## [To do]
Copy the records below exactly, omitting any pictures they contain.
______________________________
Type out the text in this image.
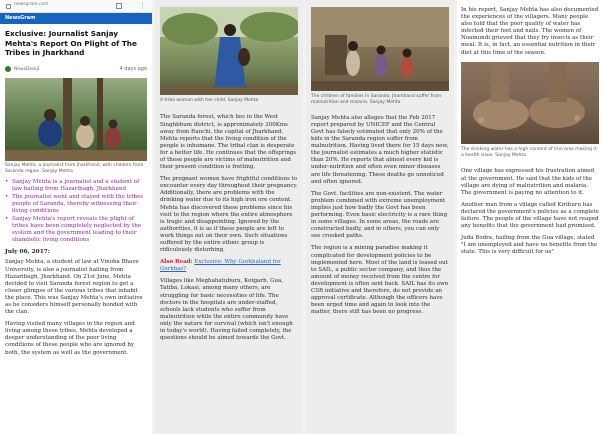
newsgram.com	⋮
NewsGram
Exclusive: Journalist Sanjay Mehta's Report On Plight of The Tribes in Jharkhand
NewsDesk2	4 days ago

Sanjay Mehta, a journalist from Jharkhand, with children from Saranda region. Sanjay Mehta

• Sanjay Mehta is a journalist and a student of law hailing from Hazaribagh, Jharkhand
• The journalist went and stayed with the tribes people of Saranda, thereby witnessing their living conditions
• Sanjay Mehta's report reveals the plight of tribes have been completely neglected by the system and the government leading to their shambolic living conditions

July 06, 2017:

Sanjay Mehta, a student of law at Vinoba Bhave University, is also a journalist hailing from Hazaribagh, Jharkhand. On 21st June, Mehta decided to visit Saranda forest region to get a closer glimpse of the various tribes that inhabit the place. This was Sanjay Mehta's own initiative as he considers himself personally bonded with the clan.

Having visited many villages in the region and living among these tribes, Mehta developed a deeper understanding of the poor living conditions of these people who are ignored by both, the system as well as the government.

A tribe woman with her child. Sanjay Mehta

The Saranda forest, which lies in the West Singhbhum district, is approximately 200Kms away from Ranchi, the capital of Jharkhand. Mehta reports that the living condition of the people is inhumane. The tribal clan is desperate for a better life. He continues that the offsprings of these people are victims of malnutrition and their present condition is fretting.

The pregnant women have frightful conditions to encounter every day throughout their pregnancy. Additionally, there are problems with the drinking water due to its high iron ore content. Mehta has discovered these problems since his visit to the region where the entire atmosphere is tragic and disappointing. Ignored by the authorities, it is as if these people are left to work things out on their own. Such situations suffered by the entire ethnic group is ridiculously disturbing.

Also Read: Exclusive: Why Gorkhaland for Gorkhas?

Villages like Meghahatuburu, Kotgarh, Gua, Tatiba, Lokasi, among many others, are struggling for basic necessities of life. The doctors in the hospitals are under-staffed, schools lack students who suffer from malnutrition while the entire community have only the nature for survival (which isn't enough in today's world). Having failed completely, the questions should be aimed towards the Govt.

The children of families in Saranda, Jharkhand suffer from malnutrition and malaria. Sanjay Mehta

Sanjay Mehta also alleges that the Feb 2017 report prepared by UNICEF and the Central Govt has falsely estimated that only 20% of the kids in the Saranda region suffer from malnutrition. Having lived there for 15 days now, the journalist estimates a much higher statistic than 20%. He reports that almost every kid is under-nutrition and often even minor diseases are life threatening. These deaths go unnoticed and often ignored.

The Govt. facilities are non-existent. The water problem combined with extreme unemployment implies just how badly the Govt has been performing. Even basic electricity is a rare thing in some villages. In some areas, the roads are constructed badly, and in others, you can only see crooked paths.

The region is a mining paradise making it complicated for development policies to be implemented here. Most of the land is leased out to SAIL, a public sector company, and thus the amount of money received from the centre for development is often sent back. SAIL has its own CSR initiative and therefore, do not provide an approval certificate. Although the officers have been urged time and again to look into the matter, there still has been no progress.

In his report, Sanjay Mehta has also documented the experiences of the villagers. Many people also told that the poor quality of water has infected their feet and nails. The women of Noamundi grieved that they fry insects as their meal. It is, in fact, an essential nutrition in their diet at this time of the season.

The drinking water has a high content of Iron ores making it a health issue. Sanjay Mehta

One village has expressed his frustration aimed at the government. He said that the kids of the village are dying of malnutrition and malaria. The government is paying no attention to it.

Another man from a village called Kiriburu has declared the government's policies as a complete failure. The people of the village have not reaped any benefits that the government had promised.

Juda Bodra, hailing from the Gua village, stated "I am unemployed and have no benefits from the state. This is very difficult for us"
______________________________
## [Full output]
Type out the text in this image.
newsgram.com	⋮
NewsGram
Exclusive: Journalist Sanjay Mehta's Report On Plight of The Tribes in Jharkhand
NewsDesk2	4 days ago

Sanjay Mehta, a journalist from Jharkhand, with children from Saranda region. Sanjay Mehta

• Sanjay Mehta is a journalist and a student of law hailing from Hazaribagh, Jharkhand
• The journalist went and stayed with the tribes people of Saranda, thereby witnessing their living conditions
• Sanjay Mehta's report reveals the plight of tribes have been completely neglected by the system and the government leading to their shambolic living conditions

July 06, 2017:

Sanjay Mehta, a student of law at Vinoba Bhave University, is also a journalist hailing from Hazaribagh, Jharkhand. On 21st June, Mehta decided to visit Saranda forest region to get a closer glimpse of the various tribes that inhabit the place. This was Sanjay Mehta's own initiative as he considers himself personally bonded with the clan.

Having visited many villages in the region and living among these tribes, Mehta developed a deeper understanding of the poor living conditions of these people who are ignored by both, the system as well as the government.

A tribe woman with her child. Sanjay Mehta

The Saranda forest, which lies in the West Singhbhum district, is approximately 200Kms away from Ranchi, the capital of Jharkhand. Mehta reports that the living condition of the people is inhumane. The tribal clan is desperate for a better life. He continues that the offsprings of these people are victims of malnutrition and their present condition is fretting.

The pregnant women have frightful conditions to encounter every day throughout their pregnancy. Additionally, there are problems with the drinking water due to its high iron ore content. Mehta has discovered these problems since his visit to the region where the entire atmosphere is tragic and disappointing. Ignored by the authorities, it is as if these people are left to work things out on their own. Such situations suffered by the entire ethnic group is ridiculously disturbing.

Also Read: Exclusive: Why Gorkhaland for Gorkhas?

Villages like Meghahatuburu, Kotgarh, Gua, Tatiba, Lokasi, among many others, are struggling for basic necessities of life. The doctors in the hospitals are under-staffed, schools lack students who suffer from malnutrition while the entire community have only the nature for survival (which isn't enough in today's world). Having failed completely, the questions should be aimed towards the Govt.

The children of families in Saranda, Jharkhand suffer from malnutrition and malaria. Sanjay Mehta

Sanjay Mehta also alleges that the Feb 2017 report prepared by UNICEF and the Central Govt has falsely estimated that only 20% of the kids in the Saranda region suffer from malnutrition. Having lived there for 15 days now, the journalist estimates a much higher statistic than 20%. He reports that almost every kid is under-nutrition and often even minor diseases are life threatening. These deaths go unnoticed and often ignored.

The Govt. facilities are non-existent. The water problem combined with extreme unemployment implies just how badly the Govt has been performing. Even basic electricity is a rare thing in some villages. In some areas, the roads are constructed badly, and in others, you can only see crooked paths.

The region is a mining paradise making it complicated for development policies to be implemented here. Most of the land is leased out to SAIL, a public sector company, and thus the amount of money received from the centre for development is often sent back. SAIL has its own CSR initiative and therefore, do not provide an approval certificate. Although the officers have been urged time and again to look into the matter, there still has been no progress.

In his report, Sanjay Mehta has also documented the experiences of the villagers. Many people also told that the poor quality of water has infected their feet and nails. The women of Noamundi grieved that they fry insects as their meal. It is, in fact, an essential nutrition in their diet at this time of the season.

The drinking water has a high content of Iron ores making it a health issue. Sanjay Mehta

One village has expressed his frustration aimed at the government. He said that the kids of the village are dying of malnutrition and malaria. The government is paying no attention to it.

Another man from a village called Kiriburu has declared the government's policies as a complete failure. The people of the village have not reaped any benefits that the government had promised.

Juda Bodra, hailing from the Gua village, stated "I am unemployed and have no benefits from the state. This is very difficult for us"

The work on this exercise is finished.